— start —

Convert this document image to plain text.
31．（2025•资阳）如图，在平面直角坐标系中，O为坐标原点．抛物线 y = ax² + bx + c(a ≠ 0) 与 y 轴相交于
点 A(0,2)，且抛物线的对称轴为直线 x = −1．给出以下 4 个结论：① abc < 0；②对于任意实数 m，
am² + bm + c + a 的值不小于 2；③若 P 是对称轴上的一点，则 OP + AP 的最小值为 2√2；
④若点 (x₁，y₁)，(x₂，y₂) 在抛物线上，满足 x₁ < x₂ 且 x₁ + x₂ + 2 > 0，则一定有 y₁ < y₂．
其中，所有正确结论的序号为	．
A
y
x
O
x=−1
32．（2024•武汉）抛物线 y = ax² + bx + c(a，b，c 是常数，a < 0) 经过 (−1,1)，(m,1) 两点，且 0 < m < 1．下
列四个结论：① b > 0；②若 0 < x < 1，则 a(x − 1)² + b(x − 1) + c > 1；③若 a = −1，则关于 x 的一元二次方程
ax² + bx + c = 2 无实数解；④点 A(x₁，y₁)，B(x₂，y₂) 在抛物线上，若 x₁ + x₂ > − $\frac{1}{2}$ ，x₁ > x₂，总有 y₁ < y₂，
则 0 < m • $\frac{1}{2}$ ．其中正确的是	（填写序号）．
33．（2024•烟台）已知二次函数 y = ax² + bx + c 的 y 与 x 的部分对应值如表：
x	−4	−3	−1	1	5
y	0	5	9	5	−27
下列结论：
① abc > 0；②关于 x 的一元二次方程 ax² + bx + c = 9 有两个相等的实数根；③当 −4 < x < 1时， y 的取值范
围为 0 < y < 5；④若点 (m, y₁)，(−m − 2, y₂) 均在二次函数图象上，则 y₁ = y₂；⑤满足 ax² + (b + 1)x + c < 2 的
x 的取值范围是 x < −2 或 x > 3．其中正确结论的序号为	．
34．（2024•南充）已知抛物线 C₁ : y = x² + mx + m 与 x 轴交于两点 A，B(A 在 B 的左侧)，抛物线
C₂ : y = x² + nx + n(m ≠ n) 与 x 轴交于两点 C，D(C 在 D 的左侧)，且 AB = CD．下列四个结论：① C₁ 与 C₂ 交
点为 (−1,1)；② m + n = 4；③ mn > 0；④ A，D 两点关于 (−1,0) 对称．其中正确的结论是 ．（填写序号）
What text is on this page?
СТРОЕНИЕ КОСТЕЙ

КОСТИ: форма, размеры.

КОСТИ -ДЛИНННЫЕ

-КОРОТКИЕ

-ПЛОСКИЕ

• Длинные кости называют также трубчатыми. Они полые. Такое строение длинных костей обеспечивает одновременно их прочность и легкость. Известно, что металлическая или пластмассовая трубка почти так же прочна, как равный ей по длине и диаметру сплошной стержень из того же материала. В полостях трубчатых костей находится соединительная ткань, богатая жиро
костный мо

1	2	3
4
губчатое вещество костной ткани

— end —

# [Task]
Retype all the records, matching them exactly.

# [Answer for this exercise]
Convert this document image to plain text.
31．（2025•资阳）如图，在平面直角坐标系中，O为坐标原点．抛物线 y = ax² + bx + c(a ≠ 0) 与 y 轴相交于
点 A(0,2)，且抛物线的对称轴为直线 x = −1．给出以下 4 个结论：① abc < 0；②对于任意实数 m，
am² + bm + c + a 的值不小于 2；③若 P 是对称轴上的一点，则 OP + AP 的最小值为 2√2；
④若点 (x₁，y₁)，(x₂，y₂) 在抛物线上，满足 x₁ < x₂ 且 x₁ + x₂ + 2 > 0，则一定有 y₁ < y₂．
其中，所有正确结论的序号为	．
A
y
x
O
x=−1
32．（2024•武汉）抛物线 y = ax² + bx + c(a，b，c 是常数，a < 0) 经过 (−1,1)，(m,1) 两点，且 0 < m < 1．下
列四个结论：① b > 0；②若 0 < x < 1，则 a(x − 1)² + b(x − 1) + c > 1；③若 a = −1，则关于 x 的一元二次方程
ax² + bx + c = 2 无实数解；④点 A(x₁，y₁)，B(x₂，y₂) 在抛物线上，若 x₁ + x₂ > − $\frac{1}{2}$ ，x₁ > x₂，总有 y₁ < y₂，
则 0 < m • $\frac{1}{2}$ ．其中正确的是	（填写序号）．
33．（2024•烟台）已知二次函数 y = ax² + bx + c 的 y 与 x 的部分对应值如表：
x	−4	−3	−1	1	5
y	0	5	9	5	−27
下列结论：
① abc > 0；②关于 x 的一元二次方程 ax² + bx + c = 9 有两个相等的实数根；③当 −4 < x < 1时， y 的取值范
围为 0 < y < 5；④若点 (m, y₁)，(−m − 2, y₂) 均在二次函数图象上，则 y₁ = y₂；⑤满足 ax² + (b + 1)x + c < 2 的
x 的取值范围是 x < −2 或 x > 3．其中正确结论的序号为	．
34．（2024•南充）已知抛物线 C₁ : y = x² + mx + m 与 x 轴交于两点 A，B(A 在 B 的左侧)，抛物线
C₂ : y = x² + nx + n(m ≠ n) 与 x 轴交于两点 C，D(C 在 D 的左侧)，且 AB = CD．下列四个结论：① C₁ 与 C₂ 交
点为 (−1,1)；② m + n = 4；③ mn > 0；④ A，D 两点关于 (−1,0) 对称．其中正确的结论是 ．（填写序号）
What text is on this page?
СТРОЕНИЕ КОСТЕЙ

КОСТИ: форма, размеры.

КОСТИ -ДЛИНННЫЕ

-КОРОТКИЕ

-ПЛОСКИЕ

• Длинные кости называют также трубчатыми. Они полые. Такое строение длинных костей обеспечивает одновременно их прочность и легкость. Известно, что металлическая или пластмассовая трубка почти так же прочна, как равный ей по длине и диаметру сплошной стержень из того же материала. В полостях трубчатых костей находится соединительная ткань, богатая жиро
костный мо

1	2	3
4
губчатое вещество костной ткани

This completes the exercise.